▶ _Exercise aim_:
Pictures appear in the records below; write out everything else exactly.

══ Input

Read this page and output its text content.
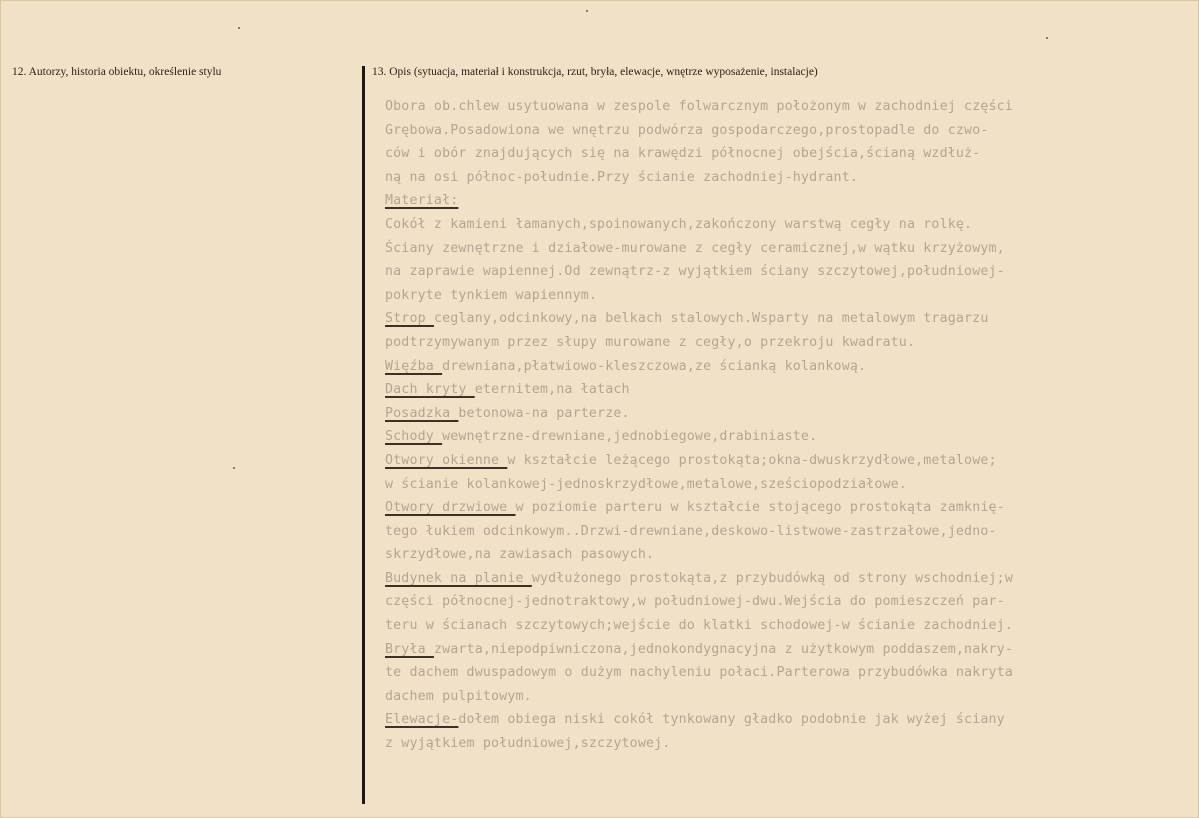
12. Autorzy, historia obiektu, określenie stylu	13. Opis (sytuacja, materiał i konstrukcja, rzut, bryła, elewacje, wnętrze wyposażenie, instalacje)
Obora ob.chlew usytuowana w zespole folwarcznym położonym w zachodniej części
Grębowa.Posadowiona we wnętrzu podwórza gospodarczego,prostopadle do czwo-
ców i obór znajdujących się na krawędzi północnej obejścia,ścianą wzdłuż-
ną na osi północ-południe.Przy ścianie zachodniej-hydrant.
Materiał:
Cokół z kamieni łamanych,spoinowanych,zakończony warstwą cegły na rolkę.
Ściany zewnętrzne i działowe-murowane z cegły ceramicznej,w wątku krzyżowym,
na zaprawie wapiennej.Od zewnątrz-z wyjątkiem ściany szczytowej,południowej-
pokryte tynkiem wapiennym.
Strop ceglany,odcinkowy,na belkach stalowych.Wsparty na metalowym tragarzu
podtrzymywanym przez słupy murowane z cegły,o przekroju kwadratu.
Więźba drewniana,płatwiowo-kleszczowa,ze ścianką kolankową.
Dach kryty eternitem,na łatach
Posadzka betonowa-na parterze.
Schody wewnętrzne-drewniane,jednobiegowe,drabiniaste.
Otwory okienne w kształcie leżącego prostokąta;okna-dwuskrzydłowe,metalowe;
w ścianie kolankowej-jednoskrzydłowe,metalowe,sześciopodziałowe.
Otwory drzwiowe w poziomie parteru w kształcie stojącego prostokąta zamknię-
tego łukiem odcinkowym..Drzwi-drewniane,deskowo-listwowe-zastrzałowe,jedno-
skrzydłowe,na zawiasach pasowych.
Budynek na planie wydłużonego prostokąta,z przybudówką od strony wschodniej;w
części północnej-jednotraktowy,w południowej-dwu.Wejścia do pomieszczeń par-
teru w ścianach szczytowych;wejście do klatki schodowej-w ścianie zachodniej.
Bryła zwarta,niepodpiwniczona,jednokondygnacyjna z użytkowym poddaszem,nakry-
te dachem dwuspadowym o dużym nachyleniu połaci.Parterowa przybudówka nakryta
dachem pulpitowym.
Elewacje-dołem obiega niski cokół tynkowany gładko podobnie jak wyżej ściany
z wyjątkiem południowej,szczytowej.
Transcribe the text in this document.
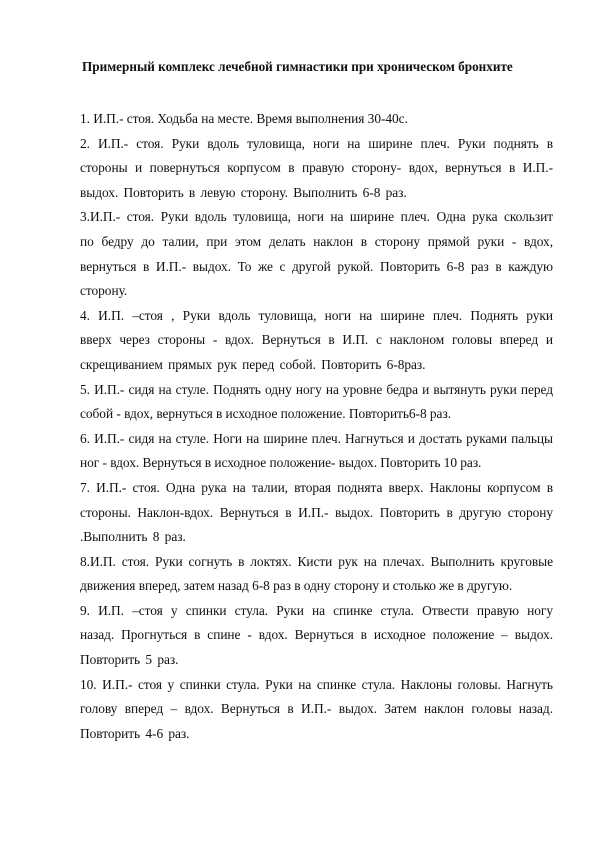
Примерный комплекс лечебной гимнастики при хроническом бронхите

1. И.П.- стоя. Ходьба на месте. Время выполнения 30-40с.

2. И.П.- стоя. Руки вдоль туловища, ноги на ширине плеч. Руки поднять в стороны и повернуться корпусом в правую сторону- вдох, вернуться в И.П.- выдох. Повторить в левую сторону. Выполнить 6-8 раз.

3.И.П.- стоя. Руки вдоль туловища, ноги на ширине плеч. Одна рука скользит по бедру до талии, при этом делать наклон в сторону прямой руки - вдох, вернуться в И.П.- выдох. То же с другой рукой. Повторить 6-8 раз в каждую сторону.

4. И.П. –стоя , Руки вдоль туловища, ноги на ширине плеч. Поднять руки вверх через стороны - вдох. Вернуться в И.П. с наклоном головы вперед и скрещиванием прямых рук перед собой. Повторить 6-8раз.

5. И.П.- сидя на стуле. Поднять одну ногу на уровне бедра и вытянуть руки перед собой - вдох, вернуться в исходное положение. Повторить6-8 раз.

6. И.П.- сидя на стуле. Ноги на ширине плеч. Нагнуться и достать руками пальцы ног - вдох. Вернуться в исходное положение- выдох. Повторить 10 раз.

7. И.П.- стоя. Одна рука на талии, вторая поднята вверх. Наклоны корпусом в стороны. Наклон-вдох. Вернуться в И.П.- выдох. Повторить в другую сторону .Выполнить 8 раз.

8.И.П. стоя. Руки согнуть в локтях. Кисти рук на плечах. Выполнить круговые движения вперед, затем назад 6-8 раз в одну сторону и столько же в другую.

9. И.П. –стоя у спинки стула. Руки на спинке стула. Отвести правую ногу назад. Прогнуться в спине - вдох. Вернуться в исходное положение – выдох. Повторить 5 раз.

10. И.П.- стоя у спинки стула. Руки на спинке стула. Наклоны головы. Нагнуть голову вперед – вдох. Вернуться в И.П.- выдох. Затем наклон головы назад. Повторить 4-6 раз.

════

▶ _Solution for this problem_:
Read this page and output its text content.
12. Autorzy, historia obiektu, określenie stylu	13. Opis (sytuacja, materiał i konstrukcja, rzut, bryła, elewacje, wnętrze wyposażenie, instalacje)
Obora ob.chlew usytuowana w zespole folwarcznym położonym w zachodniej części
Grębowa.Posadowiona we wnętrzu podwórza gospodarczego,prostopadle do czwo-
ców i obór znajdujących się na krawędzi północnej obejścia,ścianą wzdłuż-
ną na osi północ-południe.Przy ścianie zachodniej-hydrant.
Materiał:
Cokół z kamieni łamanych,spoinowanych,zakończony warstwą cegły na rolkę.
Ściany zewnętrzne i działowe-murowane z cegły ceramicznej,w wątku krzyżowym,
na zaprawie wapiennej.Od zewnątrz-z wyjątkiem ściany szczytowej,południowej-
pokryte tynkiem wapiennym.
Strop ceglany,odcinkowy,na belkach stalowych.Wsparty na metalowym tragarzu
podtrzymywanym przez słupy murowane z cegły,o przekroju kwadratu.
Więźba drewniana,płatwiowo-kleszczowa,ze ścianką kolankową.
Dach kryty eternitem,na łatach
Posadzka betonowa-na parterze.
Schody wewnętrzne-drewniane,jednobiegowe,drabiniaste.
Otwory okienne w kształcie leżącego prostokąta;okna-dwuskrzydłowe,metalowe;
w ścianie kolankowej-jednoskrzydłowe,metalowe,sześciopodziałowe.
Otwory drzwiowe w poziomie parteru w kształcie stojącego prostokąta zamknię-
tego łukiem odcinkowym..Drzwi-drewniane,deskowo-listwowe-zastrzałowe,jedno-
skrzydłowe,na zawiasach pasowych.
Budynek na planie wydłużonego prostokąta,z przybudówką od strony wschodniej;w
części północnej-jednotraktowy,w południowej-dwu.Wejścia do pomieszczeń par-
teru w ścianach szczytowych;wejście do klatki schodowej-w ścianie zachodniej.
Bryła zwarta,niepodpiwniczona,jednokondygnacyjna z użytkowym poddaszem,nakry-
te dachem dwuspadowym o dużym nachyleniu połaci.Parterowa przybudówka nakryta
dachem pulpitowym.
Elewacje-dołem obiega niski cokół tynkowany gładko podobnie jak wyżej ściany
z wyjątkiem południowej,szczytowej.
Transcribe the text in this document.
Примерный комплекс лечебной гимнастики при хроническом бронхите

1. И.П.- стоя. Ходьба на месте. Время выполнения 30-40с.

2. И.П.- стоя. Руки вдоль туловища, ноги на ширине плеч. Руки поднять в стороны и повернуться корпусом в правую сторону- вдох, вернуться в И.П.- выдох. Повторить в левую сторону. Выполнить 6-8 раз.

3.И.П.- стоя. Руки вдоль туловища, ноги на ширине плеч. Одна рука скользит по бедру до талии, при этом делать наклон в сторону прямой руки - вдох, вернуться в И.П.- выдох. То же с другой рукой. Повторить 6-8 раз в каждую сторону.

4. И.П. –стоя , Руки вдоль туловища, ноги на ширине плеч. Поднять руки вверх через стороны - вдох. Вернуться в И.П. с наклоном головы вперед и скрещиванием прямых рук перед собой. Повторить 6-8раз.

5. И.П.- сидя на стуле. Поднять одну ногу на уровне бедра и вытянуть руки перед собой - вдох, вернуться в исходное положение. Повторить6-8 раз.

6. И.П.- сидя на стуле. Ноги на ширине плеч. Нагнуться и достать руками пальцы ног - вдох. Вернуться в исходное положение- выдох. Повторить 10 раз.

7. И.П.- стоя. Одна рука на талии, вторая поднята вверх. Наклоны корпусом в стороны. Наклон-вдох. Вернуться в И.П.- выдох. Повторить в другую сторону .Выполнить 8 раз.

8.И.П. стоя. Руки согнуть в локтях. Кисти рук на плечах. Выполнить круговые движения вперед, затем назад 6-8 раз в одну сторону и столько же в другую.

9. И.П. –стоя у спинки стула. Руки на спинке стула. Отвести правую ногу назад. Прогнуться в спине - вдох. Вернуться в исходное положение – выдох. Повторить 5 раз.

10. И.П.- стоя у спинки стула. Руки на спинке стула. Наклоны головы. Нагнуть голову вперед – вдох. Вернуться в И.П.- выдох. Затем наклон головы назад. Повторить 4-6 раз.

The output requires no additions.